Write out the full set of records exactly. Any pictures in them do not belong in the copy.

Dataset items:
* Start *

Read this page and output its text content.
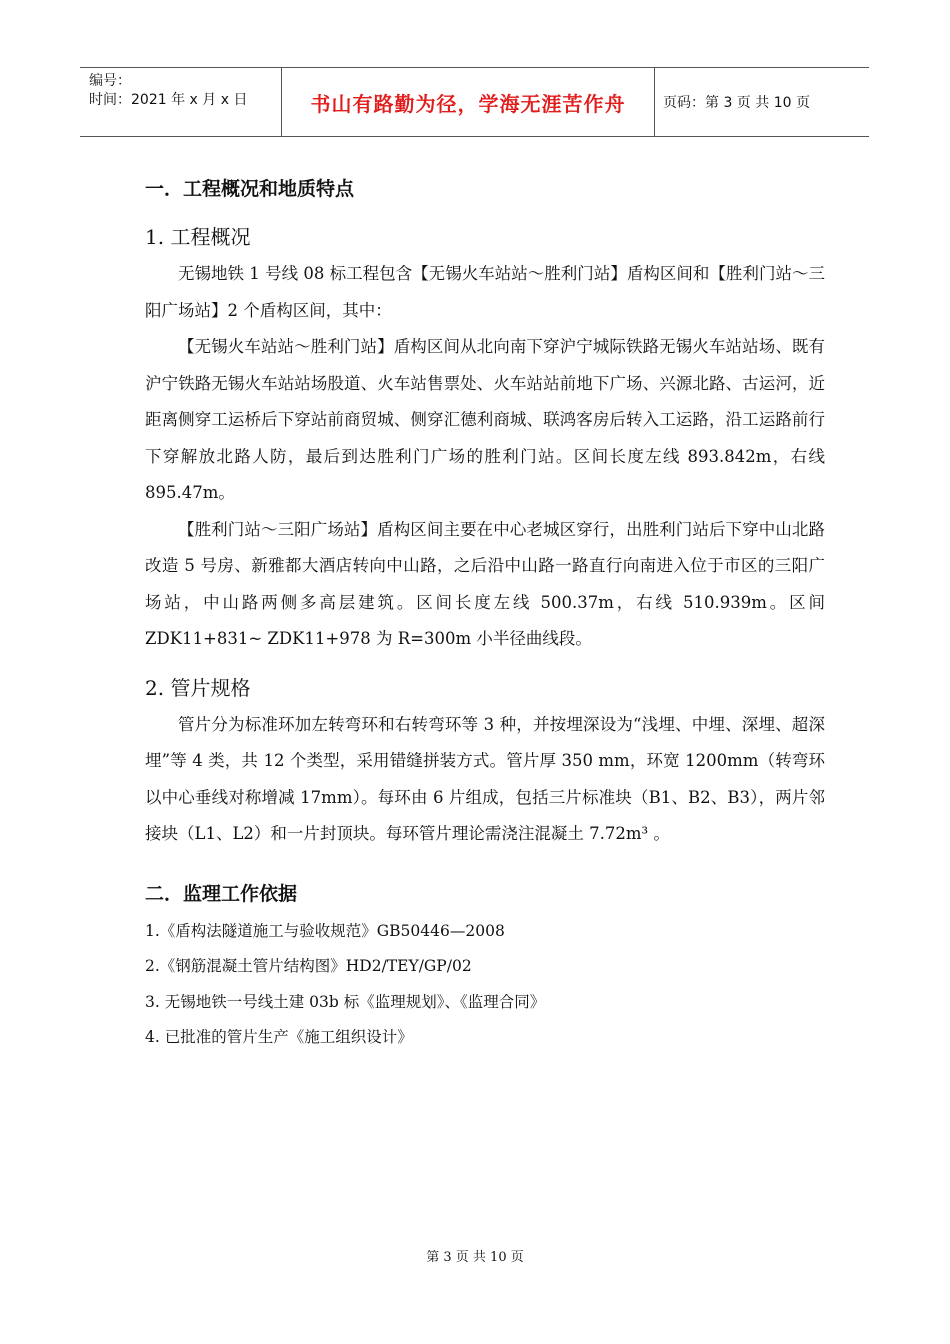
编号：
时间：2021 年 x 月 x 日	书山有路勤为径，学海无涯苦作舟	页码：第 3 页 共 10 页
一．工程概况和地质特点
1. 工程概况

无锡地铁 1 号线 08 标工程包含【无锡火车站站～胜利门站】盾构区间和【胜利门站～三阳广场站】2 个盾构区间，其中：

【无锡火车站站～胜利门站】盾构区间从北向南下穿沪宁城际铁路无锡火车站站场、既有沪宁铁路无锡火车站站场股道、火车站售票处、火车站站前地下广场、兴源北路、古运河，近距离侧穿工运桥后下穿站前商贸城、侧穿汇德利商城、联鸿客房后转入工运路，沿工运路前行下穿解放北路人防，最后到达胜利门广场的胜利门站。区间长度左线 893.842m，右线 895.47m。

【胜利门站～三阳广场站】盾构区间主要在中心老城区穿行，出胜利门站后下穿中山北路改造 5 号房、新雅都大酒店转向中山路，之后沿中山路一路直行向南进入位于市区的三阳广场站，中山路两侧多高层建筑。区间长度左线 500.37m，右线 510.939m。区间 ZDK11+831~ ZDK11+978 为 R=300m 小半径曲线段。

2. 管片规格

管片分为标准环加左转弯环和右转弯环等 3 种，并按埋深设为“浅埋、中埋、深埋、超深埋”等 4 类，共 12 个类型，采用错缝拼装方式。管片厚 350 mm，环宽 1200mm（转弯环以中心垂线对称增减 17mm）。每环由 6 片组成，包括三片标准块（B1、B2、B3），两片邻接块（L1、L2）和一片封顶块。每环管片理论需浇注混凝土 7.72m³ 。

二．监理工作依据

1.《盾构法隧道施工与验收规范》GB50446—2008

2.《钢筋混凝土管片结构图》HD2/TEY/GP/02

3. 无锡地铁一号线土建 03b 标《监理规划》、《监理合同》

4. 已批准的管片生产《施工组织设计》

第 3 页 共 10 页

* End *

RIGHT ANSWER
Read this page and output its text content.
编号：
时间：2021 年 x 月 x 日	书山有路勤为径，学海无涯苦作舟	页码：第 3 页 共 10 页
一．工程概况和地质特点
1. 工程概况

无锡地铁 1 号线 08 标工程包含【无锡火车站站～胜利门站】盾构区间和【胜利门站～三阳广场站】2 个盾构区间，其中：

【无锡火车站站～胜利门站】盾构区间从北向南下穿沪宁城际铁路无锡火车站站场、既有沪宁铁路无锡火车站站场股道、火车站售票处、火车站站前地下广场、兴源北路、古运河，近距离侧穿工运桥后下穿站前商贸城、侧穿汇德利商城、联鸿客房后转入工运路，沿工运路前行下穿解放北路人防，最后到达胜利门广场的胜利门站。区间长度左线 893.842m，右线 895.47m。

【胜利门站～三阳广场站】盾构区间主要在中心老城区穿行，出胜利门站后下穿中山北路改造 5 号房、新雅都大酒店转向中山路，之后沿中山路一路直行向南进入位于市区的三阳广场站，中山路两侧多高层建筑。区间长度左线 500.37m，右线 510.939m。区间 ZDK11+831~ ZDK11+978 为 R=300m 小半径曲线段。

2. 管片规格

管片分为标准环加左转弯环和右转弯环等 3 种，并按埋深设为“浅埋、中埋、深埋、超深埋”等 4 类，共 12 个类型，采用错缝拼装方式。管片厚 350 mm，环宽 1200mm（转弯环以中心垂线对称增减 17mm）。每环由 6 片组成，包括三片标准块（B1、B2、B3），两片邻接块（L1、L2）和一片封顶块。每环管片理论需浇注混凝土 7.72m³ 。

二．监理工作依据

1.《盾构法隧道施工与验收规范》GB50446—2008

2.《钢筋混凝土管片结构图》HD2/TEY/GP/02

3. 无锡地铁一号线土建 03b 标《监理规划》、《监理合同》

4. 已批准的管片生产《施工组织设计》

第 3 页 共 10 页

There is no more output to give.